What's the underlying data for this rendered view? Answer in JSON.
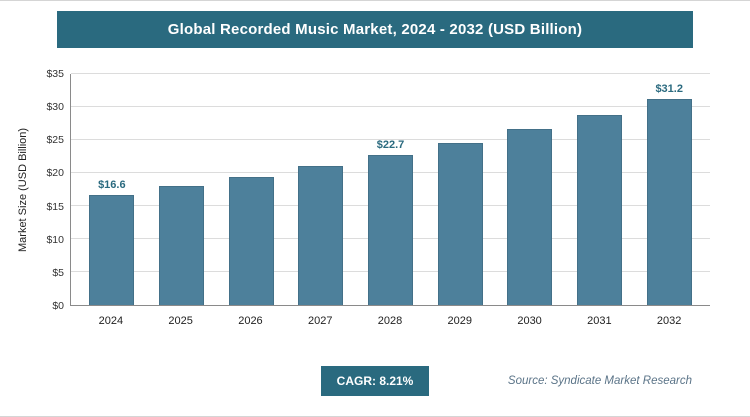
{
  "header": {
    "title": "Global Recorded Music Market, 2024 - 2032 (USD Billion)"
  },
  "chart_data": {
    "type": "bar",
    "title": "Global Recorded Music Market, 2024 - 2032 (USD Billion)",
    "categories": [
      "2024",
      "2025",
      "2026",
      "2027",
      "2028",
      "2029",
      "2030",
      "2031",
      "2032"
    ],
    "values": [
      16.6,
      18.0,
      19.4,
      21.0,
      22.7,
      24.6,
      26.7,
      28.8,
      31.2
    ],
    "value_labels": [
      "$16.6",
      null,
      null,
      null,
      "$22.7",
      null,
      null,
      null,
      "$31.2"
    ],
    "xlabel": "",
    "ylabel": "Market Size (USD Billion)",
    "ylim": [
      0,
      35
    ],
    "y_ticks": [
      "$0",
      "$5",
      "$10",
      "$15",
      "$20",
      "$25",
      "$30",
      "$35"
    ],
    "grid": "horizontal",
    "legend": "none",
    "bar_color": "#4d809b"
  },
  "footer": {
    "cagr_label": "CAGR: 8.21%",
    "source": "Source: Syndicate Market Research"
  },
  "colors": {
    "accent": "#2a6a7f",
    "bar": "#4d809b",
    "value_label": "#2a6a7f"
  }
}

★ ★ ★ ★ ★

## Directions for this task
Copy every line above in which the string "Market" shows up.

## Response
    "title": "Global Recorded Music Market, 2024 - 2032 (USD Billion)"
    "title": "Global Recorded Music Market, 2024 - 2032 (USD Billion)",
    "ylabel": "Market Size (USD Billion)",
    "source": "Source: Syndicate Market Research"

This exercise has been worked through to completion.